**The request**
Copy the material from its first line through the line that contains "- swoosh: [682, 1745, 976, 1775]", substituting "ruler" for "tape measure" and keeping everything else unchanged.

**Material provided**

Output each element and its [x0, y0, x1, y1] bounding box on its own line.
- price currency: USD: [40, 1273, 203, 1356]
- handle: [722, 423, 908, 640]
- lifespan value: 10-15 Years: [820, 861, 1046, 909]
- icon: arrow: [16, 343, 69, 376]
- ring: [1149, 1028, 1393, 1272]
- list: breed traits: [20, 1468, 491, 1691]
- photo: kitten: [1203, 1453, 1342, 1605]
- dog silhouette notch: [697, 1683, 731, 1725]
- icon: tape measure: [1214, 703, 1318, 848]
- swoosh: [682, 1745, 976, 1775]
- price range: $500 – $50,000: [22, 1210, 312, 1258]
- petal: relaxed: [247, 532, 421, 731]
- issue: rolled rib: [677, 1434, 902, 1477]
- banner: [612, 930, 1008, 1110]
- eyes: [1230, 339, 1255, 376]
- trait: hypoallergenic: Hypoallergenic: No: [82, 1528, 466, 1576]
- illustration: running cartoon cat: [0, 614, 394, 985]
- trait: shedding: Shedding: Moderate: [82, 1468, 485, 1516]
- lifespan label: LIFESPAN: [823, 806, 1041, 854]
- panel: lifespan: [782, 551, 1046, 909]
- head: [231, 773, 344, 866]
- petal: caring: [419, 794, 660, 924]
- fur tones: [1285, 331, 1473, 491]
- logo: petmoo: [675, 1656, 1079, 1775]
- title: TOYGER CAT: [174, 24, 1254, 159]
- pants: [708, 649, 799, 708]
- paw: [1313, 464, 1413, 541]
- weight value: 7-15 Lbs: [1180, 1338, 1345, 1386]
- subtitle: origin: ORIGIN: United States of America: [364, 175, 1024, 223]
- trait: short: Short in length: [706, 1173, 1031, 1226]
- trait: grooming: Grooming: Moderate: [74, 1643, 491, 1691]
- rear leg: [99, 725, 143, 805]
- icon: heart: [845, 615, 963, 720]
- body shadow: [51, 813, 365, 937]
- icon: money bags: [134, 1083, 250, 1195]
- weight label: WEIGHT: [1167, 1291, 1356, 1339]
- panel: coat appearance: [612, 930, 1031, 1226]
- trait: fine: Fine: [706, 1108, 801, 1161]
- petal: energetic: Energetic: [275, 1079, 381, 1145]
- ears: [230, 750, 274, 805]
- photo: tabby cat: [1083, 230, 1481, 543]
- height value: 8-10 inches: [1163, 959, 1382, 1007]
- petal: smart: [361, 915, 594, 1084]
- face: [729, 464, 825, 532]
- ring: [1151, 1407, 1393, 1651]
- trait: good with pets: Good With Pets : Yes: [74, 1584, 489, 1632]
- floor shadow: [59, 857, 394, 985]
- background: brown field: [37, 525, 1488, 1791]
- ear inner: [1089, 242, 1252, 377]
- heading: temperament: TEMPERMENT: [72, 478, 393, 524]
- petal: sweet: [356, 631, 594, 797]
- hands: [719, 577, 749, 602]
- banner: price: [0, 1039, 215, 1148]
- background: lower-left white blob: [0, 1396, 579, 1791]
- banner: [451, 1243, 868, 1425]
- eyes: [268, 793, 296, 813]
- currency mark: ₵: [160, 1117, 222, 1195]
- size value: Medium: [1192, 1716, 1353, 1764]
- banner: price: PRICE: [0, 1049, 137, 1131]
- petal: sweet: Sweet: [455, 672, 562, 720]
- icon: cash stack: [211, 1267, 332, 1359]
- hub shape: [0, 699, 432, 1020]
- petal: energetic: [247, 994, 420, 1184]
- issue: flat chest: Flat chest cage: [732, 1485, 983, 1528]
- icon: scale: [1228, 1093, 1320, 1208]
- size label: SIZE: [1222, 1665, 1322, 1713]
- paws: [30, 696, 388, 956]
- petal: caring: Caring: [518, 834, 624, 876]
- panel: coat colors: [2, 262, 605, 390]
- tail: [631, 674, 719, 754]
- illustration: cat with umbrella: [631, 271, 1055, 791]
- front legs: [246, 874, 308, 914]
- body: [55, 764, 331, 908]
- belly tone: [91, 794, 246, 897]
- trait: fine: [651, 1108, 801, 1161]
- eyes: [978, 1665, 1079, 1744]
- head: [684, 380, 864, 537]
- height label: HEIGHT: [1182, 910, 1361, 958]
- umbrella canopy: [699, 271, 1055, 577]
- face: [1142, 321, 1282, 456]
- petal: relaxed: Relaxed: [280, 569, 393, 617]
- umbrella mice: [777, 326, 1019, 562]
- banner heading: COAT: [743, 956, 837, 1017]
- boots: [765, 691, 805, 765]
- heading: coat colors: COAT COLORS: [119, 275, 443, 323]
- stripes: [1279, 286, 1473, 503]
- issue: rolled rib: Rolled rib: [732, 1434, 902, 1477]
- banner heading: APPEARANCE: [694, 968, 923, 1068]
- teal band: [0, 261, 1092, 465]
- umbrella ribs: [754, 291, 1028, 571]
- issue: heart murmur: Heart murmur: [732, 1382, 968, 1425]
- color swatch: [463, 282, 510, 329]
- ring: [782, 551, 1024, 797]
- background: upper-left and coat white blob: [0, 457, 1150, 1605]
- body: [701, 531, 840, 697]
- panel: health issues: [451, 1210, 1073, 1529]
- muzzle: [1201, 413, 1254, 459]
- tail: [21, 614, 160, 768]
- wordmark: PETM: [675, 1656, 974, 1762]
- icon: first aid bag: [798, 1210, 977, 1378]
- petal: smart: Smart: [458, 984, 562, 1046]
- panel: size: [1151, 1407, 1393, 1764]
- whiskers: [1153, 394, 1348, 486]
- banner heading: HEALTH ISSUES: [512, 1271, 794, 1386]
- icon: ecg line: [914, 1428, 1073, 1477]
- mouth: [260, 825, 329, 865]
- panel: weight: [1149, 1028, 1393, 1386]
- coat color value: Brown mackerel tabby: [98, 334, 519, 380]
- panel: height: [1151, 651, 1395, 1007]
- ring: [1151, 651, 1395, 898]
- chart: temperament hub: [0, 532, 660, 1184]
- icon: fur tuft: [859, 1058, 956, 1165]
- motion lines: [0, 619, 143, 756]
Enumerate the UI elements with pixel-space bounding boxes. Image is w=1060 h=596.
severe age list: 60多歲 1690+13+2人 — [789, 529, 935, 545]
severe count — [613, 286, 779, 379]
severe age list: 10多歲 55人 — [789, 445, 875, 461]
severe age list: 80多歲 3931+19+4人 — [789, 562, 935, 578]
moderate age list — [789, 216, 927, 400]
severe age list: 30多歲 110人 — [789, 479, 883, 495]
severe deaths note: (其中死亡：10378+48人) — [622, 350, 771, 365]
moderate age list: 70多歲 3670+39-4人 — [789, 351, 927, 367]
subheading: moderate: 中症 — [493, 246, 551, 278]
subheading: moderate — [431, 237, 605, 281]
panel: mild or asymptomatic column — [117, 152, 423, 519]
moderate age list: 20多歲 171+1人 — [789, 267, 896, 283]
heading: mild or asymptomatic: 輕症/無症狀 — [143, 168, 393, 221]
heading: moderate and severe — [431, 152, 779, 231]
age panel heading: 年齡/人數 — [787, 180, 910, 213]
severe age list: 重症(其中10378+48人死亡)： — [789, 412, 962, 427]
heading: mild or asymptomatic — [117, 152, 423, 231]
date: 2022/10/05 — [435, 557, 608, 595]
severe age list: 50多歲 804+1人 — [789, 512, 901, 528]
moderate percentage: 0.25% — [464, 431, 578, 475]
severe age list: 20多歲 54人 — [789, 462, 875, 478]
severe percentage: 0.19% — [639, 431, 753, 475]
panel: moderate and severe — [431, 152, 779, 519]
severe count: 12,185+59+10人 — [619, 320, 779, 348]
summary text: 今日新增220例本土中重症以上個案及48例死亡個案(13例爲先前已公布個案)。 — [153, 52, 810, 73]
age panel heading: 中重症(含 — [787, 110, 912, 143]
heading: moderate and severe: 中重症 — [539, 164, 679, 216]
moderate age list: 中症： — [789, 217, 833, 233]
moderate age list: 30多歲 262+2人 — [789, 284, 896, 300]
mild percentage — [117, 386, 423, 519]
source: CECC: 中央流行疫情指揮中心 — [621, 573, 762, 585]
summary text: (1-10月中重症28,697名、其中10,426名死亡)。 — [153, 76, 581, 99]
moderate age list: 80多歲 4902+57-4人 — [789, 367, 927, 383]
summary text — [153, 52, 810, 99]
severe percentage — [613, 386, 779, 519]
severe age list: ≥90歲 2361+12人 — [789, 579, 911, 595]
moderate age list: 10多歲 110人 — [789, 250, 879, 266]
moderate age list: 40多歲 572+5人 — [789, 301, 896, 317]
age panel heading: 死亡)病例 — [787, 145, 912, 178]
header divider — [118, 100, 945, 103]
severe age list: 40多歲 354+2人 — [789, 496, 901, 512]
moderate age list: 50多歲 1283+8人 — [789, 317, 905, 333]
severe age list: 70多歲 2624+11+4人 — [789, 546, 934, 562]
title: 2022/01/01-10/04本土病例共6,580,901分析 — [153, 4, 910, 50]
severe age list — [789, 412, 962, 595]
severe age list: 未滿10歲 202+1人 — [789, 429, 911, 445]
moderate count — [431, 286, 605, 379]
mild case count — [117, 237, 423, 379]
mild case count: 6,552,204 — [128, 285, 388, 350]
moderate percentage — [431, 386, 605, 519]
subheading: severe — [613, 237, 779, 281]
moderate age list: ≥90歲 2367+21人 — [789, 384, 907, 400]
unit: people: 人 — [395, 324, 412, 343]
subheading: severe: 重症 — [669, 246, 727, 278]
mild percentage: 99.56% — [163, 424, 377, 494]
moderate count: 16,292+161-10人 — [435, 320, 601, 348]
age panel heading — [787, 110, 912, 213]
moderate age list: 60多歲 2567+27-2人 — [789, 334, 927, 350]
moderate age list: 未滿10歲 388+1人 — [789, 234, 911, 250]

**Correct answer**
Output each element and its [x0, y0, x1, y1] bounding box on its own line.
- price currency: USD: [40, 1273, 203, 1356]
- handle: [722, 423, 908, 640]
- lifespan value: 10-15 Years: [820, 861, 1046, 909]
- icon: arrow: [16, 343, 69, 376]
- ring: [1149, 1028, 1393, 1272]
- list: breed traits: [20, 1468, 491, 1691]
- photo: kitten: [1203, 1453, 1342, 1605]
- dog silhouette notch: [697, 1683, 731, 1725]
- icon: ruler: [1214, 703, 1318, 848]
- swoosh: [682, 1745, 976, 1775]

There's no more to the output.